Work to be completed: Which lines have the string "Date"? Copy all of them from the entries below.

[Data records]
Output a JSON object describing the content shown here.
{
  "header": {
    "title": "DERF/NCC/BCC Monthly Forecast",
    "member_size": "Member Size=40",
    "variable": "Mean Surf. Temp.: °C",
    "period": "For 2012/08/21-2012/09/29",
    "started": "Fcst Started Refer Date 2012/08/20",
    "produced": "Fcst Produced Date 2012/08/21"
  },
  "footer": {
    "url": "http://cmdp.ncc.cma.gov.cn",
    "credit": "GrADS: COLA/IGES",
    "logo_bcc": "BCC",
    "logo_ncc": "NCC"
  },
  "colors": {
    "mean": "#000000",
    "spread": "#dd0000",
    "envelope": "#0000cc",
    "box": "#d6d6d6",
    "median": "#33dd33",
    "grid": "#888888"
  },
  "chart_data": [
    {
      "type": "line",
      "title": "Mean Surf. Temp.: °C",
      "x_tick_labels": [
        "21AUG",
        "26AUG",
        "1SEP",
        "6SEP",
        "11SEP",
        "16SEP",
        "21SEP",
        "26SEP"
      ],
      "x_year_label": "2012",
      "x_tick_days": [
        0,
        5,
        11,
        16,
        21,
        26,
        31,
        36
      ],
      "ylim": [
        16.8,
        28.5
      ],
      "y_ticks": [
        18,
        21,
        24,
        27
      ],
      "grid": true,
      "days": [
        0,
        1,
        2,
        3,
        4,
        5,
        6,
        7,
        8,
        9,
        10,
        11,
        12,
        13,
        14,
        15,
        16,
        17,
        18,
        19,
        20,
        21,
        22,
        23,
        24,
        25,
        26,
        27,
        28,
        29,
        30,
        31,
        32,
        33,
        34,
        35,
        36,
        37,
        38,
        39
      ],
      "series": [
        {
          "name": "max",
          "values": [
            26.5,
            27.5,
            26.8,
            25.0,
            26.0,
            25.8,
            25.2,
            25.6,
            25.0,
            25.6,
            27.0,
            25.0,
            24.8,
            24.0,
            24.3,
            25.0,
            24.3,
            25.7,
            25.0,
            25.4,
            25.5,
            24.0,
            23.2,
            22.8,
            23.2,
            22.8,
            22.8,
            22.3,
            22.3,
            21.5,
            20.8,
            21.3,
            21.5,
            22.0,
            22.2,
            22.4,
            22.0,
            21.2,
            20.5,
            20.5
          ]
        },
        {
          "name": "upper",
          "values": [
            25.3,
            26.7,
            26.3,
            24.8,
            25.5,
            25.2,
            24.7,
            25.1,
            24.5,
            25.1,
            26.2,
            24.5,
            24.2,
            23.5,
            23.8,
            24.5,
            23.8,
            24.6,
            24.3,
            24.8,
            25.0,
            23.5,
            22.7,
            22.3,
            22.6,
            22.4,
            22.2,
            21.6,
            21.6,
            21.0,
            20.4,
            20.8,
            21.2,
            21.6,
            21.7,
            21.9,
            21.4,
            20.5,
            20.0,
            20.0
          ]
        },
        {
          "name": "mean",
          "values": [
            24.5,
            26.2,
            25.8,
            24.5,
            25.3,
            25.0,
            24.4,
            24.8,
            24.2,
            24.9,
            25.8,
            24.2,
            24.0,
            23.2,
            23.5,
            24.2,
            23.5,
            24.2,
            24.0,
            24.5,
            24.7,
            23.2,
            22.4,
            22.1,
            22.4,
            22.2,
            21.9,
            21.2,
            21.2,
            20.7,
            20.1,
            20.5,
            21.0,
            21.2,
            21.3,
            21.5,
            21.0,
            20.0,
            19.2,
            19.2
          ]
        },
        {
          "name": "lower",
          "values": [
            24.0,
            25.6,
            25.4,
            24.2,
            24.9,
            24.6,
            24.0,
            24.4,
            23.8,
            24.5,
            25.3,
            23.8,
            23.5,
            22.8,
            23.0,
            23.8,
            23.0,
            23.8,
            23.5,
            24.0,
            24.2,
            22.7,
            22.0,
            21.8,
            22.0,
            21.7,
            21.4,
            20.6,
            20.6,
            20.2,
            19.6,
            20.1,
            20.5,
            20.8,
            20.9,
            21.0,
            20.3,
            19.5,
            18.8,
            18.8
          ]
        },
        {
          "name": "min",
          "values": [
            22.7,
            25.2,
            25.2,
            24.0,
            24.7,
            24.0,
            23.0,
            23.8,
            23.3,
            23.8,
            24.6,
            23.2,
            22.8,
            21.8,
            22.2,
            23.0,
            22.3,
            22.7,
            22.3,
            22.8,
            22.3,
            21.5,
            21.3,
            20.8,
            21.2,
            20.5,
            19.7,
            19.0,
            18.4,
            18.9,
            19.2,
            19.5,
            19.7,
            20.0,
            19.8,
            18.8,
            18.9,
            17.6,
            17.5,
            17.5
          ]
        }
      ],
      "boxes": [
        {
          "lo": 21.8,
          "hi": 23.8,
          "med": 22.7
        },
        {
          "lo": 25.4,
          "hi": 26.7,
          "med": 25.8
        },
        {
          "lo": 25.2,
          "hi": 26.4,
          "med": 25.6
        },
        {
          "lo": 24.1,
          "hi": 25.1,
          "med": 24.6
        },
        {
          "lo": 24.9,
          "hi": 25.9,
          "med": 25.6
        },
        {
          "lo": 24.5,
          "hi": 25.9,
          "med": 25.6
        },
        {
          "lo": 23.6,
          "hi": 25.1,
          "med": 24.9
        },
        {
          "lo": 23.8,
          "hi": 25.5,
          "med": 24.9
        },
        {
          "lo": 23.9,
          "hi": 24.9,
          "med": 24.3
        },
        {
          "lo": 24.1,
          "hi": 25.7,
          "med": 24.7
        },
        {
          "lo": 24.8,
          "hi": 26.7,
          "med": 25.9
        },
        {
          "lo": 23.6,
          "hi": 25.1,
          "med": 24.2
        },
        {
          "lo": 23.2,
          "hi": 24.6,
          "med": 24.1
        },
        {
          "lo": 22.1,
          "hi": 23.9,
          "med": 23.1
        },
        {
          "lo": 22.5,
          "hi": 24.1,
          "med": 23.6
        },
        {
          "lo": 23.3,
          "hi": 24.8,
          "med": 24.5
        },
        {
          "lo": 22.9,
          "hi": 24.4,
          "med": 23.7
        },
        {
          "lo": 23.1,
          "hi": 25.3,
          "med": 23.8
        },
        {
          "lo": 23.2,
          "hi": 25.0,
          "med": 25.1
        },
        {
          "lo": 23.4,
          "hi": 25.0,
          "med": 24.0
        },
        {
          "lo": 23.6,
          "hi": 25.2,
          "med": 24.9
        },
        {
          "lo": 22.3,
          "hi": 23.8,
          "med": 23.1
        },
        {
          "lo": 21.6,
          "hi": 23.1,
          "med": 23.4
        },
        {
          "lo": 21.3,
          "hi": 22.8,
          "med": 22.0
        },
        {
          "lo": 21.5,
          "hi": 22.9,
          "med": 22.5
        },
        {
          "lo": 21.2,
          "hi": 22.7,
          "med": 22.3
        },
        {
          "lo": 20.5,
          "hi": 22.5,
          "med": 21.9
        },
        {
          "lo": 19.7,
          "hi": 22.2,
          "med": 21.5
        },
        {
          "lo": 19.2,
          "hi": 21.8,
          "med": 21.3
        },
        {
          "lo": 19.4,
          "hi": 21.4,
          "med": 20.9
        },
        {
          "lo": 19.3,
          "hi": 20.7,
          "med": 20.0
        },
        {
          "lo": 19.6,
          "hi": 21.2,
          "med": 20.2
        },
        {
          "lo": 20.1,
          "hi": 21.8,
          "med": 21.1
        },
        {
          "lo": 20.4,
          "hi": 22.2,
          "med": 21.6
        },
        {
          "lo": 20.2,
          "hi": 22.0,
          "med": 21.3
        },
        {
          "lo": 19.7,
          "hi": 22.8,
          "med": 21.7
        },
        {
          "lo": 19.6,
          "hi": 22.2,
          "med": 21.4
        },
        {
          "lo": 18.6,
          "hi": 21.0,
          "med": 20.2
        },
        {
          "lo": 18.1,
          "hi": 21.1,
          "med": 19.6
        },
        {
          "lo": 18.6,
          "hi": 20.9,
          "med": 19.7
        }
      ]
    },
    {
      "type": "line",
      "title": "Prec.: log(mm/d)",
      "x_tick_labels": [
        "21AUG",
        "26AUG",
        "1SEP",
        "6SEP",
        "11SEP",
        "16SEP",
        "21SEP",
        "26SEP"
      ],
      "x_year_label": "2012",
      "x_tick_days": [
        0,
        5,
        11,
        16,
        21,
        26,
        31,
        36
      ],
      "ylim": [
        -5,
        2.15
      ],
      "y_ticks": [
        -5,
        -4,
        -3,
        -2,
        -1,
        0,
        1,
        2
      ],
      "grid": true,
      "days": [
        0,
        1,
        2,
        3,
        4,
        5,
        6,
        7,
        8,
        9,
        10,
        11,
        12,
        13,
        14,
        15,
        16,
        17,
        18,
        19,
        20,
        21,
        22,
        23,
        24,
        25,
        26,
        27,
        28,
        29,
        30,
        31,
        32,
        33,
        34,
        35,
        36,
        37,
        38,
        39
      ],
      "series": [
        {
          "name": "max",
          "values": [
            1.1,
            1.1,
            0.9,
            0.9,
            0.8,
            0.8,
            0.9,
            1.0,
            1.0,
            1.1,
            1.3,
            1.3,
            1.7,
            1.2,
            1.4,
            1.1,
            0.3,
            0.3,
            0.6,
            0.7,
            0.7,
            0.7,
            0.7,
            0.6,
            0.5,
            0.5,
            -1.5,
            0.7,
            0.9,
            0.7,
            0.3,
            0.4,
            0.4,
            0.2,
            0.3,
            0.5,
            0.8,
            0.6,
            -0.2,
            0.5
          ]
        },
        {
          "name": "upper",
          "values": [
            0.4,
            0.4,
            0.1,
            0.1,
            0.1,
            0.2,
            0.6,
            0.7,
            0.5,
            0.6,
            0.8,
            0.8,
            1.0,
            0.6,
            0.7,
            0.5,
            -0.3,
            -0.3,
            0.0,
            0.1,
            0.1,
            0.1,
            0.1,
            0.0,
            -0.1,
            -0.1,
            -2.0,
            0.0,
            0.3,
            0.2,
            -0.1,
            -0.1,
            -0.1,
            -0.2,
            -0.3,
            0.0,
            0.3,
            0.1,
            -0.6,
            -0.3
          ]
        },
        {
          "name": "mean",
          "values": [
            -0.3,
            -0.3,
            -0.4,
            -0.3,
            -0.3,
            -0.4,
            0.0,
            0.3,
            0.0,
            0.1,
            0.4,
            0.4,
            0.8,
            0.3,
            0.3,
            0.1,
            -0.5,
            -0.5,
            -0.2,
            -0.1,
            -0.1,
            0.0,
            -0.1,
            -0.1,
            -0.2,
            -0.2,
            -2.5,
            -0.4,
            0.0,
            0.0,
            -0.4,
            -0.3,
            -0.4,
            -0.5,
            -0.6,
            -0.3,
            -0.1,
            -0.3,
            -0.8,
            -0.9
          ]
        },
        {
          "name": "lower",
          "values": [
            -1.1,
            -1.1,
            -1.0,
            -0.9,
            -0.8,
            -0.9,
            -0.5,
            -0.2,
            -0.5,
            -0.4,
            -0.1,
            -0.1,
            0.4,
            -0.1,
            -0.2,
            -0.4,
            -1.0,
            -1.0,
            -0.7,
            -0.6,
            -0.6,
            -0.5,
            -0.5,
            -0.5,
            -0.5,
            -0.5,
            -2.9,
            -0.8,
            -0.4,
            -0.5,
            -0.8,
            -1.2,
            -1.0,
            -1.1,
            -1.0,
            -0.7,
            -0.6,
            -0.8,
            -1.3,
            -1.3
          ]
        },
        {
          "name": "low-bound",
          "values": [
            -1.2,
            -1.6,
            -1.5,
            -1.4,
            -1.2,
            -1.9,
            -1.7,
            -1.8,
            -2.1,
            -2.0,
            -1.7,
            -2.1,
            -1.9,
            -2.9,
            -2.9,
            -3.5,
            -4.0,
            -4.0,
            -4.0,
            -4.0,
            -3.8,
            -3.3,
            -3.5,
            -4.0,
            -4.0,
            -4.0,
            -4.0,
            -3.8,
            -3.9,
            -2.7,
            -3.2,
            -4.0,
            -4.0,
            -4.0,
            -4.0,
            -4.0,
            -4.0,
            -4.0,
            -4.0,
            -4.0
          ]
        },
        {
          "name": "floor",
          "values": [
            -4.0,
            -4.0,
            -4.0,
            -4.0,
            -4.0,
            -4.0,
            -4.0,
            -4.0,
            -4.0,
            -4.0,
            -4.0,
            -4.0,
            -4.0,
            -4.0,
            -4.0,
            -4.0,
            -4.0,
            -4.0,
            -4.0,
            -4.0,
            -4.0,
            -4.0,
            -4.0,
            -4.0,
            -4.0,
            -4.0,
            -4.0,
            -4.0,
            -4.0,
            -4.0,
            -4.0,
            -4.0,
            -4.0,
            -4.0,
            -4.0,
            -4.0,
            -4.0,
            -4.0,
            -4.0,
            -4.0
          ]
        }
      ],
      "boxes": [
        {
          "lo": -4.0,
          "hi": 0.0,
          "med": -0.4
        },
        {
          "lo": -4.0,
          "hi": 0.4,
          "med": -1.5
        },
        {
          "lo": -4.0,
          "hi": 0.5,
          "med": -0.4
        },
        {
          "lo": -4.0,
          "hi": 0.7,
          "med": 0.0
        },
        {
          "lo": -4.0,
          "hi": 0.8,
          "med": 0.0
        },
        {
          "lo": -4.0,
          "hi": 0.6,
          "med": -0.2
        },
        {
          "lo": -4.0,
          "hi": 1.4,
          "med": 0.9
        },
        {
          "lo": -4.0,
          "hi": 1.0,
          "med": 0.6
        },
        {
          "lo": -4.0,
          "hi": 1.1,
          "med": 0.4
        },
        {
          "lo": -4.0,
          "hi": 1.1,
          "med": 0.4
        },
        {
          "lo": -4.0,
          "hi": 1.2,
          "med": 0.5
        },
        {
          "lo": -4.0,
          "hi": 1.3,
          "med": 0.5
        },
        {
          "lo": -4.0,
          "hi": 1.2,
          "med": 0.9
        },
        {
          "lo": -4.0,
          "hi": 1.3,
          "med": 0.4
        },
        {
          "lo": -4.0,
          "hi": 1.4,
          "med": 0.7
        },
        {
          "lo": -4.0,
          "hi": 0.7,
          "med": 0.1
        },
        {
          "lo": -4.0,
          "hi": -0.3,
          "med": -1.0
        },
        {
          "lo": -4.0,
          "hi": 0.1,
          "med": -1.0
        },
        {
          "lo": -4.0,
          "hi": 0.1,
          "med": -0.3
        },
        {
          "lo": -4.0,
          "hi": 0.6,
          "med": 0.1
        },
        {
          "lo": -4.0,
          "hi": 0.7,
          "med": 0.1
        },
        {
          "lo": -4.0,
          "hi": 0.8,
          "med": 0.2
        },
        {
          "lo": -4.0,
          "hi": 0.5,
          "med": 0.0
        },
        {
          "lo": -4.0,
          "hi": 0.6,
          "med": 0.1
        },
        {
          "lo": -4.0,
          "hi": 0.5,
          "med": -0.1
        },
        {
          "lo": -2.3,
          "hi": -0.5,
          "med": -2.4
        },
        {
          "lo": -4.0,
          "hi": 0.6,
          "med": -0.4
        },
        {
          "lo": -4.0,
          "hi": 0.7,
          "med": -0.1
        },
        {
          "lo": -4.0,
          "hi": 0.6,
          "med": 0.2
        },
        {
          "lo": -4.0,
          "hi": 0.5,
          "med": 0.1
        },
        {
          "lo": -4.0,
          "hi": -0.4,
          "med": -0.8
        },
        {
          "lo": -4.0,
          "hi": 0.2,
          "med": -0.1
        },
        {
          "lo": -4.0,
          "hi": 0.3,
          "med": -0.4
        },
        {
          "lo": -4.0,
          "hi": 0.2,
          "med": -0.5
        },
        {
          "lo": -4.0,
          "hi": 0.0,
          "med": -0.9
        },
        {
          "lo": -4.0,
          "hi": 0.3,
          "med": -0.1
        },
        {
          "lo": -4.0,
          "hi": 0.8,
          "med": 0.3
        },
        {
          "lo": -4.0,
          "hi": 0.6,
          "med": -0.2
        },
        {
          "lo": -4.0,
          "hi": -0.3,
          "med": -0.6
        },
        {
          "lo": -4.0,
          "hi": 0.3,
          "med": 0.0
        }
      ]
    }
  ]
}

Task result:
    "started": "Fcst Started Refer Date 2012/08/20",
    "produced": "Fcst Produced Date 2012/08/21"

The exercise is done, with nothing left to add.